* START Information supplied *
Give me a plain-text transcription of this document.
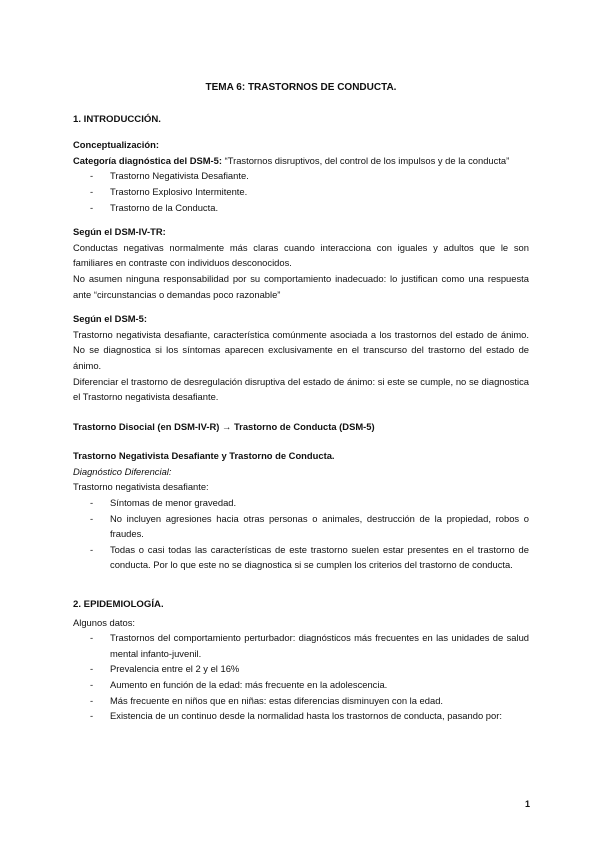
TEMA 6: TRASTORNOS DE CONDUCTA.
1. INTRODUCCIÓN.
Conceptualización:

Categoría diagnóstica del DSM-5: “Trastornos disruptivos, del control de los impulsos y de la conducta”

- Trastorno Negativista Desafiante.
- Trastorno Explosivo Intermitente.
- Trastorno de la Conducta.
Según el DSM-IV-TR:

Conductas negativas normalmente más claras cuando interacciona con iguales y adultos que le son familiares en contraste con individuos desconocidos.

No asumen ninguna responsabilidad por su comportamiento inadecuado: lo justifican como una respuesta ante “circunstancias o demandas poco razonable”

Según el DSM-5:

Trastorno negativista desafiante, característica comúnmente asociada a los trastornos del estado de ánimo. No se diagnostica si los síntomas aparecen exclusivamente en el transcurso del trastorno del estado de ánimo.

Diferenciar el trastorno de desregulación disruptiva del estado de ánimo: si este se cumple, no se diagnostica el Trastorno negativista desafiante.

Trastorno Disocial (en DSM-IV-R) → Trastorno de Conducta (DSM-5)
Trastorno Negativista Desafiante y Trastorno de Conducta.
Diagnóstico Diferencial:
Trastorno negativista desafiante:
- Síntomas de menor gravedad.
- No incluyen agresiones hacia otras personas o animales, destrucción de la propiedad, robos o fraudes.
- Todas o casi todas las características de este trastorno suelen estar presentes en el trastorno de conducta. Por lo que este no se diagnostica si se cumplen los criterios del trastorno de conducta.
2. EPIDEMIOLOGÍA.
Algunos datos:
- Trastornos del comportamiento perturbador: diagnósticos más frecuentes en las unidades de salud mental infanto-juvenil.
- Prevalencia entre el 2 y el 16%
- Aumento en función de la edad: más frecuente en la adolescencia.
- Más frecuente en niños que en niñas: estas diferencias disminuyen con la edad.
- Existencia de un continuo desde la normalidad hasta los trastornos de conducta, pasando por:
1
* END Information supplied *
Brief
With the pictures omitted, reproduce the records in full and exactly.

Written answer
Give me a plain-text transcription of this document.
TEMA 6: TRASTORNOS DE CONDUCTA.
1. INTRODUCCIÓN.
Conceptualización:

Categoría diagnóstica del DSM-5: “Trastornos disruptivos, del control de los impulsos y de la conducta”

- Trastorno Negativista Desafiante.
- Trastorno Explosivo Intermitente.
- Trastorno de la Conducta.
Según el DSM-IV-TR:

Conductas negativas normalmente más claras cuando interacciona con iguales y adultos que le son familiares en contraste con individuos desconocidos.

No asumen ninguna responsabilidad por su comportamiento inadecuado: lo justifican como una respuesta ante “circunstancias o demandas poco razonable”

Según el DSM-5:

Trastorno negativista desafiante, característica comúnmente asociada a los trastornos del estado de ánimo. No se diagnostica si los síntomas aparecen exclusivamente en el transcurso del trastorno del estado de ánimo.

Diferenciar el trastorno de desregulación disruptiva del estado de ánimo: si este se cumple, no se diagnostica el Trastorno negativista desafiante.

Trastorno Disocial (en DSM-IV-R) → Trastorno de Conducta (DSM-5)
Trastorno Negativista Desafiante y Trastorno de Conducta.
Diagnóstico Diferencial:
Trastorno negativista desafiante:
- Síntomas de menor gravedad.
- No incluyen agresiones hacia otras personas o animales, destrucción de la propiedad, robos o fraudes.
- Todas o casi todas las características de este trastorno suelen estar presentes en el trastorno de conducta. Por lo que este no se diagnostica si se cumplen los criterios del trastorno de conducta.
2. EPIDEMIOLOGÍA.
Algunos datos:
- Trastornos del comportamiento perturbador: diagnósticos más frecuentes en las unidades de salud mental infanto-juvenil.
- Prevalencia entre el 2 y el 16%
- Aumento en función de la edad: más frecuente en la adolescencia.
- Más frecuente en niños que en niñas: estas diferencias disminuyen con la edad.
- Existencia de un continuo desde la normalidad hasta los trastornos de conducta, pasando por:
1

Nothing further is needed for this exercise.